Objective –
Restate every line of the material, word for word.

Dataset rows –

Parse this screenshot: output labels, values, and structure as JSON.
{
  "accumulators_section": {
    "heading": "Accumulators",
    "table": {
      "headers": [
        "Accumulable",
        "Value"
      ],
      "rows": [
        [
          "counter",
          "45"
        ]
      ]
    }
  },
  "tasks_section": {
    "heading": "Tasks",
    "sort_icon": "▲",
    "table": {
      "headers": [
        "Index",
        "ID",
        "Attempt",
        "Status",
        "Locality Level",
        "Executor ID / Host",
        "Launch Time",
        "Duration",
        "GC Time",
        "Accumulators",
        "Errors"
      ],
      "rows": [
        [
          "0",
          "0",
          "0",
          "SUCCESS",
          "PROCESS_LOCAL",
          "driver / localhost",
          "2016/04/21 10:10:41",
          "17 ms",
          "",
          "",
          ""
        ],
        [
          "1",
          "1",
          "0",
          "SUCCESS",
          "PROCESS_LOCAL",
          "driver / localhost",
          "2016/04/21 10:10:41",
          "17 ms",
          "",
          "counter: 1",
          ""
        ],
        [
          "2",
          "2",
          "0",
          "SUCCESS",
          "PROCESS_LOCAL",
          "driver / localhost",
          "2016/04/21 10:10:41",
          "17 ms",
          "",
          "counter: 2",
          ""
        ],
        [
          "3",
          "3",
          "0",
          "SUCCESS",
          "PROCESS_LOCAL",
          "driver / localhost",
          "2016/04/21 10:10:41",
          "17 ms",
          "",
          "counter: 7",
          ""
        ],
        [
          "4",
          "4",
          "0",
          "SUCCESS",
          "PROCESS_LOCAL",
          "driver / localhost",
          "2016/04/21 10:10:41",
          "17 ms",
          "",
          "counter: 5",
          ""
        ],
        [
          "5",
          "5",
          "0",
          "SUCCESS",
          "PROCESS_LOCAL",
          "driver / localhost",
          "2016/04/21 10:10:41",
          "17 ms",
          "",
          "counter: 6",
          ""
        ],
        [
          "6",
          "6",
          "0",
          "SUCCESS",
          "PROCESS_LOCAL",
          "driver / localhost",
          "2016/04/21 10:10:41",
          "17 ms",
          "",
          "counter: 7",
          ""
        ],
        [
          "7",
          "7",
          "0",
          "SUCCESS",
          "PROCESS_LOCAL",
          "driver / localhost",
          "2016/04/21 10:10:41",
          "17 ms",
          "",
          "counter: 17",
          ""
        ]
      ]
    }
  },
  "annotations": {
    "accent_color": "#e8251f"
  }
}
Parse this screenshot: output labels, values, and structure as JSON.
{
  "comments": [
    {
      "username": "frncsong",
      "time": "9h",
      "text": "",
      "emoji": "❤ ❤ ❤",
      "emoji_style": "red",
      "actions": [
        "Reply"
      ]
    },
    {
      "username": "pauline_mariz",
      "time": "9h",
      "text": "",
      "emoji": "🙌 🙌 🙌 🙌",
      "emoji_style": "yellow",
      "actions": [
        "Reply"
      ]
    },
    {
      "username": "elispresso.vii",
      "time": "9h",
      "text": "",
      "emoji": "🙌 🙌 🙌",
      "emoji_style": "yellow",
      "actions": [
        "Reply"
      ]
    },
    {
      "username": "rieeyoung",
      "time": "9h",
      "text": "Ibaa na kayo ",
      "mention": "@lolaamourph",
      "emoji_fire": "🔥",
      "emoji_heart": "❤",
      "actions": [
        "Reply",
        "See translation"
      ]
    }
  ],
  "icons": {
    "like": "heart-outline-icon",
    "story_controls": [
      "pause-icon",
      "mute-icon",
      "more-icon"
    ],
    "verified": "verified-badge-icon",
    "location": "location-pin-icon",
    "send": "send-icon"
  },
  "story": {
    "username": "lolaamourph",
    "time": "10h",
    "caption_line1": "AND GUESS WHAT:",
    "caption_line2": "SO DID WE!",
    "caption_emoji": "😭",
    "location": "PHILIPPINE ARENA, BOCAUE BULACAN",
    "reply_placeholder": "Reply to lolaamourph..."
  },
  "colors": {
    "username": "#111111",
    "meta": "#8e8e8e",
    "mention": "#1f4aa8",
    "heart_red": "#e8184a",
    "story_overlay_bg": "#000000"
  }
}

Answer to this exercise –
Parse this screenshot: output labels, values, and structure as JSON.
{
  "accumulators_section": {
    "heading": "Accumulators",
    "table": {
      "headers": [
        "Accumulable",
        "Value"
      ],
      "rows": [
        [
          "counter",
          "45"
        ]
      ]
    }
  },
  "tasks_section": {
    "heading": "Tasks",
    "sort_icon": "▲",
    "table": {
      "headers": [
        "Index",
        "ID",
        "Attempt",
        "Status",
        "Locality Level",
        "Executor ID / Host",
        "Launch Time",
        "Duration",
        "GC Time",
        "Accumulators",
        "Errors"
      ],
      "rows": [
        [
          "0",
          "0",
          "0",
          "SUCCESS",
          "PROCESS_LOCAL",
          "driver / localhost",
          "2016/04/21 10:10:41",
          "17 ms",
          "",
          "",
          ""
        ],
        [
          "1",
          "1",
          "0",
          "SUCCESS",
          "PROCESS_LOCAL",
          "driver / localhost",
          "2016/04/21 10:10:41",
          "17 ms",
          "",
          "counter: 1",
          ""
        ],
        [
          "2",
          "2",
          "0",
          "SUCCESS",
          "PROCESS_LOCAL",
          "driver / localhost",
          "2016/04/21 10:10:41",
          "17 ms",
          "",
          "counter: 2",
          ""
        ],
        [
          "3",
          "3",
          "0",
          "SUCCESS",
          "PROCESS_LOCAL",
          "driver / localhost",
          "2016/04/21 10:10:41",
          "17 ms",
          "",
          "counter: 7",
          ""
        ],
        [
          "4",
          "4",
          "0",
          "SUCCESS",
          "PROCESS_LOCAL",
          "driver / localhost",
          "2016/04/21 10:10:41",
          "17 ms",
          "",
          "counter: 5",
          ""
        ],
        [
          "5",
          "5",
          "0",
          "SUCCESS",
          "PROCESS_LOCAL",
          "driver / localhost",
          "2016/04/21 10:10:41",
          "17 ms",
          "",
          "counter: 6",
          ""
        ],
        [
          "6",
          "6",
          "0",
          "SUCCESS",
          "PROCESS_LOCAL",
          "driver / localhost",
          "2016/04/21 10:10:41",
          "17 ms",
          "",
          "counter: 7",
          ""
        ],
        [
          "7",
          "7",
          "0",
          "SUCCESS",
          "PROCESS_LOCAL",
          "driver / localhost",
          "2016/04/21 10:10:41",
          "17 ms",
          "",
          "counter: 17",
          ""
        ]
      ]
    }
  },
  "annotations": {
    "accent_color": "#e8251f"
  }
}
Parse this screenshot: output labels, values, and structure as JSON.
{
  "comments": [
    {
      "username": "frncsong",
      "time": "9h",
      "text": "",
      "emoji": "❤ ❤ ❤",
      "emoji_style": "red",
      "actions": [
        "Reply"
      ]
    },
    {
      "username": "pauline_mariz",
      "time": "9h",
      "text": "",
      "emoji": "🙌 🙌 🙌 🙌",
      "emoji_style": "yellow",
      "actions": [
        "Reply"
      ]
    },
    {
      "username": "elispresso.vii",
      "time": "9h",
      "text": "",
      "emoji": "🙌 🙌 🙌",
      "emoji_style": "yellow",
      "actions": [
        "Reply"
      ]
    },
    {
      "username": "rieeyoung",
      "time": "9h",
      "text": "Ibaa na kayo ",
      "mention": "@lolaamourph",
      "emoji_fire": "🔥",
      "emoji_heart": "❤",
      "actions": [
        "Reply",
        "See translation"
      ]
    }
  ],
  "icons": {
    "like": "heart-outline-icon",
    "story_controls": [
      "pause-icon",
      "mute-icon",
      "more-icon"
    ],
    "verified": "verified-badge-icon",
    "location": "location-pin-icon",
    "send": "send-icon"
  },
  "story": {
    "username": "lolaamourph",
    "time": "10h",
    "caption_line1": "AND GUESS WHAT:",
    "caption_line2": "SO DID WE!",
    "caption_emoji": "😭",
    "location": "PHILIPPINE ARENA, BOCAUE BULACAN",
    "reply_placeholder": "Reply to lolaamourph..."
  },
  "colors": {
    "username": "#111111",
    "meta": "#8e8e8e",
    "mention": "#1f4aa8",
    "heart_red": "#e8184a",
    "story_overlay_bg": "#000000"
  }
}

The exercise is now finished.